→ **Given task**:
Locate each line of the material that contains "classical", then return it.

→ **Records for the exercise**:

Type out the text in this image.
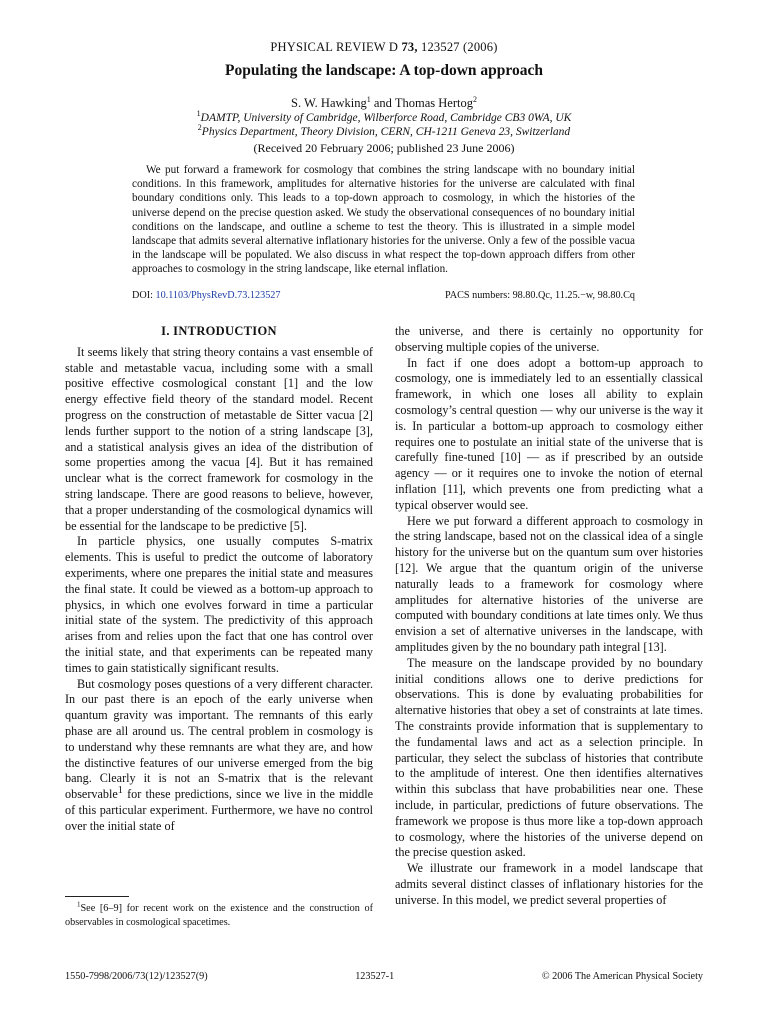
PHYSICAL REVIEW D 73, 123527 (2006)
Populating the landscape: A top-down approach
S. W. Hawking$^1$ and Thomas Hertog$^2$
$^1$DAMTP, University of Cambridge, Wilberforce Road, Cambridge CB3 0WA, UK
$^2$Physics Department, Theory Division, CERN, CH-1211 Geneva 23, Switzerland
(Received 20 February 2006; published 23 June 2006)
We put forward a framework for cosmology that combines the string landscape with no boundary initial conditions. In this framework, amplitudes for alternative histories for the universe are calculated with final boundary conditions only. This leads to a top-down approach to cosmology, in which the histories of the universe depend on the precise question asked. We study the observational consequences of no boundary initial conditions on the landscape, and outline a scheme to test the theory. This is illustrated in a simple model landscape that admits several alternative inflationary histories for the universe. Only a few of the possible vacua in the landscape will be populated. We also discuss in what respect the top-down approach differs from other approaches to cosmology in the string landscape, like eternal inflation.
DOI: 10.1103/PhysRevD.73.123527	PACS numbers: 98.80.Qc, 11.25.−w, 98.80.Cq
I. INTRODUCTION

It seems likely that string theory contains a vast ensemble of stable and metastable vacua, including some with a small positive effective cosmological constant [1] and the low energy effective field theory of the standard model. Recent progress on the construction of metastable de Sitter vacua [2] lends further support to the notion of a string landscape [3], and a statistical analysis gives an idea of the distribution of some properties among the vacua [4]. But it has remained unclear what is the correct framework for cosmology in the string landscape. There are good reasons to believe, however, that a proper understanding of the cosmological dynamics will be essential for the landscape to be predictive [5].

In particle physics, one usually computes S-matrix elements. This is useful to predict the outcome of laboratory experiments, where one prepares the initial state and measures the final state. It could be viewed as a bottom-up approach to physics, in which one evolves forward in time a particular initial state of the system. The predictivity of this approach arises from and relies upon the fact that one has control over the initial state, and that experiments can be repeated many times to gain statistically significant results.

But cosmology poses questions of a very different character. In our past there is an epoch of the early universe when quantum gravity was important. The remnants of this early phase are all around us. The central problem in cosmology is to understand why these remnants are what they are, and how the distinctive features of our universe emerged from the big bang. Clearly it is not an S-matrix that is the relevant observable$^1$ for these predictions, since we live in the middle of this particular experiment. Furthermore, we have no control over the initial state of

the universe, and there is certainly no opportunity for observing multiple copies of the universe.

In fact if one does adopt a bottom-up approach to cosmology, one is immediately led to an essentially classical framework, in which one loses all ability to explain cosmology’s central question — why our universe is the way it is. In particular a bottom-up approach to cosmology either requires one to postulate an initial state of the universe that is carefully fine-tuned [10] — as if prescribed by an outside agency — or it requires one to invoke the notion of eternal inflation [11], which prevents one from predicting what a typical observer would see.

Here we put forward a different approach to cosmology in the string landscape, based not on the classical idea of a single history for the universe but on the quantum sum over histories [12]. We argue that the quantum origin of the universe naturally leads to a framework for cosmology where amplitudes for alternative histories of the universe are computed with boundary conditions at late times only. We thus envision a set of alternative universes in the landscape, with amplitudes given by the no boundary path integral [13].

The measure on the landscape provided by no boundary initial conditions allows one to derive predictions for observations. This is done by evaluating probabilities for alternative histories that obey a set of constraints at late times. The constraints provide information that is supplementary to the fundamental laws and act as a selection principle. In particular, they select the subclass of histories that contribute to the amplitude of interest. One then identifies alternatives within this subclass that have probabilities near one. These include, in particular, predictions of future observations. The framework we propose is thus more like a top-down approach to cosmology, where the histories of the universe depend on the precise question asked.

We illustrate our framework in a model landscape that admits several distinct classes of inflationary histories for the universe. In this model, we predict several properties of

$^1$See [6–9] for recent work on the existence and the construction of observables in cosmological spacetimes.
1550-7998/2006/73(12)/123527(9)	123527-1	© 2006 The American Physical Society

→ **Exercise response**:
In fact if one does adopt a bottom-up approach to cosmology, one is immediately led to an essentially classical framework, in which one loses all ability to explain cosmology’s central question — why our universe is the way it is. In particular a bottom-up approach to cosmology either requires one to postulate an initial state of the universe that is carefully fine-tuned [10] — as if prescribed by an outside agency — or it requires one to invoke the notion of eternal inflation [11], which prevents one from predicting what a typical observer would see.
Here we put forward a different approach to cosmology in the string landscape, based not on the classical idea of a single history for the universe but on the quantum sum over histories [12]. We argue that the quantum origin of the universe naturally leads to a framework for cosmology where amplitudes for alternative histories of the universe are computed with boundary conditions at late times only. We thus envision a set of alternative universes in the landscape, with amplitudes given by the no boundary path integral [13].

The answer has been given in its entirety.